# The task
Copy every line that holds "JSON".

# Supplied records
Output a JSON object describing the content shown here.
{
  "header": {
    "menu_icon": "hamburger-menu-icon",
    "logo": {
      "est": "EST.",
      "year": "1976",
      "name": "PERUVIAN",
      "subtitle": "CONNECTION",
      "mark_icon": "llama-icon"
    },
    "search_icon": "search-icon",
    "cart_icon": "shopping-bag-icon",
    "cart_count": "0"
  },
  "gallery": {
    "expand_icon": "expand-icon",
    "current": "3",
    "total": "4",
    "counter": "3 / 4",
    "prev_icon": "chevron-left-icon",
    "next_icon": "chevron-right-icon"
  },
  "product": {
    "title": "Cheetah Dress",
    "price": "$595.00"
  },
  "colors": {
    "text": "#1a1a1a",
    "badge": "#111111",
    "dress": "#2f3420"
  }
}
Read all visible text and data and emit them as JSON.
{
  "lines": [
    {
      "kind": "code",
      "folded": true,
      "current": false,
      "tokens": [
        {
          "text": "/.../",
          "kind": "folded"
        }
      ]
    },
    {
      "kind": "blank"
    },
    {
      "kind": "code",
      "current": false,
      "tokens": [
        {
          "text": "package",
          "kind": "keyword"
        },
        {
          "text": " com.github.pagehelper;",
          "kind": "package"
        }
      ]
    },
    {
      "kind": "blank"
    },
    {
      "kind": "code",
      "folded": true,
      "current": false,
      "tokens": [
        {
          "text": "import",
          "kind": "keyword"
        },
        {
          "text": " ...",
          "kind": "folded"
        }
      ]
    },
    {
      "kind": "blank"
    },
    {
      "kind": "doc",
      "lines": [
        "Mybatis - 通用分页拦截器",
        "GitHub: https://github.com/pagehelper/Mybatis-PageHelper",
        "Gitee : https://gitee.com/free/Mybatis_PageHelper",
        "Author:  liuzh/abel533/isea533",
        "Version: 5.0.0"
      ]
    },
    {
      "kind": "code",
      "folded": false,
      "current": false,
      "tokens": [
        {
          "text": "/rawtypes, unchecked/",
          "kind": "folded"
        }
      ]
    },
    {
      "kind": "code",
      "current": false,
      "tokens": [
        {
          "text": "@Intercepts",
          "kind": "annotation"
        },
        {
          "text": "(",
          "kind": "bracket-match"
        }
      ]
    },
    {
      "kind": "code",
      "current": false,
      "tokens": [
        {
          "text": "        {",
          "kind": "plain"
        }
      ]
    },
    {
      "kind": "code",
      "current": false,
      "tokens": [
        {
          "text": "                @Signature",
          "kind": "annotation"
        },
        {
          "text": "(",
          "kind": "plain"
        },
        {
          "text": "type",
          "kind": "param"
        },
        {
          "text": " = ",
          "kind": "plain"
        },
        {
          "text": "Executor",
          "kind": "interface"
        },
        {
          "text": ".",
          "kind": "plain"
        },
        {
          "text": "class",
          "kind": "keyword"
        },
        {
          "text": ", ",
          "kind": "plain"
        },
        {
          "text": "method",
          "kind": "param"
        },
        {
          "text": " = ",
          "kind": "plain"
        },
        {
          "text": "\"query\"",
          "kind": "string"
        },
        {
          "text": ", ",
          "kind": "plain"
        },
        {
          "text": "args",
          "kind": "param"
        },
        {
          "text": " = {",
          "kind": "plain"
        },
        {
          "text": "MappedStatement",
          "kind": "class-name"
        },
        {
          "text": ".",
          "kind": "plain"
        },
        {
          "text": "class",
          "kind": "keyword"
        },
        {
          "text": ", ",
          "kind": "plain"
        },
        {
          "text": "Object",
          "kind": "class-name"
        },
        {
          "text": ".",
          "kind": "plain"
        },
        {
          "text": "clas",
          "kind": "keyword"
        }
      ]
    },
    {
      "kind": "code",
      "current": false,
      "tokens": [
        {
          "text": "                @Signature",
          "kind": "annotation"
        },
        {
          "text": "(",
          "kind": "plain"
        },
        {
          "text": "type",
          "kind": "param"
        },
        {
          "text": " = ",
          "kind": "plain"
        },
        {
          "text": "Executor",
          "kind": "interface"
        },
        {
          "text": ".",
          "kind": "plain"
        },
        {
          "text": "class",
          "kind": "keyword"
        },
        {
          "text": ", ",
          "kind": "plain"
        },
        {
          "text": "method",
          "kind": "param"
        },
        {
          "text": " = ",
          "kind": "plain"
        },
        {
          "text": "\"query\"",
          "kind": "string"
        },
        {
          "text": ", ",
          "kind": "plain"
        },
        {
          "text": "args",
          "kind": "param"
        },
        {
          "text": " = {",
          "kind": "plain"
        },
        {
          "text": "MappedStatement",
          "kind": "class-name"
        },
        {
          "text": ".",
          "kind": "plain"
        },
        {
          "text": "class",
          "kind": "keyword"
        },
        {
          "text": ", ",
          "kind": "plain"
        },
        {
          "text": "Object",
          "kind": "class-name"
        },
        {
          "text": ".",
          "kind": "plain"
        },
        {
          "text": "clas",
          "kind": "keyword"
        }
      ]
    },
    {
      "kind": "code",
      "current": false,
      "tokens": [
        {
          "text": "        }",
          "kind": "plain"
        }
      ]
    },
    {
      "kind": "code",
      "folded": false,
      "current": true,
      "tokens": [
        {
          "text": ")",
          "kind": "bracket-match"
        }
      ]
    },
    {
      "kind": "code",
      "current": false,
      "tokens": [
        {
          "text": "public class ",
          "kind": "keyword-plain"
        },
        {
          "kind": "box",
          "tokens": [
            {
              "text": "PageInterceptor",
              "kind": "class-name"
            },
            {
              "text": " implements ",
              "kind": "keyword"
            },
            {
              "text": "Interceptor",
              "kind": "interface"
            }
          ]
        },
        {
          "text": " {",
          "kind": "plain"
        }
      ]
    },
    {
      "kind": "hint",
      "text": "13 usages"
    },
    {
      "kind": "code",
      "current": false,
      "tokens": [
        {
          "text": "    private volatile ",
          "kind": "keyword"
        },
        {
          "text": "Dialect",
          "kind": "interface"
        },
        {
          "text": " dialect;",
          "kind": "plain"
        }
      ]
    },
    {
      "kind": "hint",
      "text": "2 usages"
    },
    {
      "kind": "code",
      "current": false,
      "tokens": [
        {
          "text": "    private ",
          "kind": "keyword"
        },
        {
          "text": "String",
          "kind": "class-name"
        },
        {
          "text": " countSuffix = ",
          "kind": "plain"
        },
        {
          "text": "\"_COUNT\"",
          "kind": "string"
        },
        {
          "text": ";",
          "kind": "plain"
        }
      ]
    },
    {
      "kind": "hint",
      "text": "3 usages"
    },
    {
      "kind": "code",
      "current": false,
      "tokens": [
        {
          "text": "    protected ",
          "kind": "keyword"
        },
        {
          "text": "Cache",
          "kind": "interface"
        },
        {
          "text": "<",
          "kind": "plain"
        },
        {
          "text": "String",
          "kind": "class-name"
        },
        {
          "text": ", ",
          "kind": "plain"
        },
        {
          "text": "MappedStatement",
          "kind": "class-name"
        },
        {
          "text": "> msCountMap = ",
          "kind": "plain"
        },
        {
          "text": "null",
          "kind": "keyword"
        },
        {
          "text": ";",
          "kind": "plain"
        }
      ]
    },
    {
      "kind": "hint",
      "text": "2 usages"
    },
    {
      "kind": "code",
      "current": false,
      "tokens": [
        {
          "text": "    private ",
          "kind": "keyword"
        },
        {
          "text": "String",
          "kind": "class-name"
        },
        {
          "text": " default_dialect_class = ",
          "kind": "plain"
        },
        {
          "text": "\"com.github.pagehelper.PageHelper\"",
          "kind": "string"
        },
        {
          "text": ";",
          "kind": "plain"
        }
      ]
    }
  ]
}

# Answer in full
Output a JSON object describing the content shown here.
Read all visible text and data and emit them as JSON.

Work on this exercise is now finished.